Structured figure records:
★ ★ ★ ★ ★
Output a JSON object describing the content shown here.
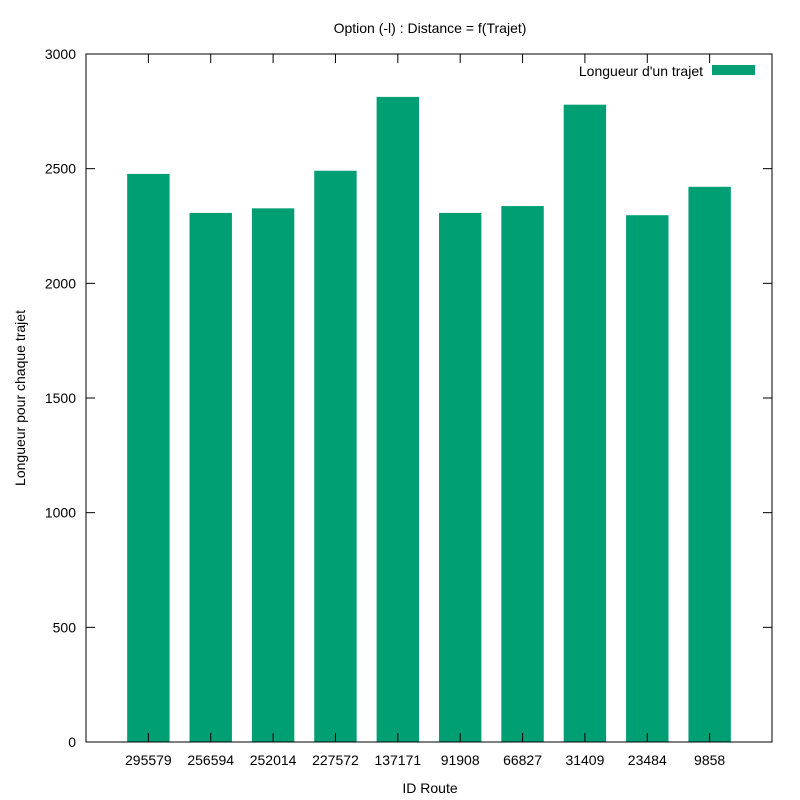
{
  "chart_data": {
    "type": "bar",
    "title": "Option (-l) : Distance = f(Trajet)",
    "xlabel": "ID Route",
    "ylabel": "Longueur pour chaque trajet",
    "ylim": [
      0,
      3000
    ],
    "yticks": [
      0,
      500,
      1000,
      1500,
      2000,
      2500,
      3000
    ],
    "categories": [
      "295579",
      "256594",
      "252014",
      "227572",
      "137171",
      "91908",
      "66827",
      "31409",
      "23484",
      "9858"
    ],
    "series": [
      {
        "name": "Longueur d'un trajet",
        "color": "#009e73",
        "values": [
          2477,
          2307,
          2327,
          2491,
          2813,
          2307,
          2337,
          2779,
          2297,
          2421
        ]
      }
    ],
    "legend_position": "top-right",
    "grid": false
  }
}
★ ★ ★ ★ ★
Work instructions:
Show every line above in which the word "Longueur" occurs.

Answer to this task:
    "ylabel": "Longueur pour chaque trajet",
        "name": "Longueur d'un trajet",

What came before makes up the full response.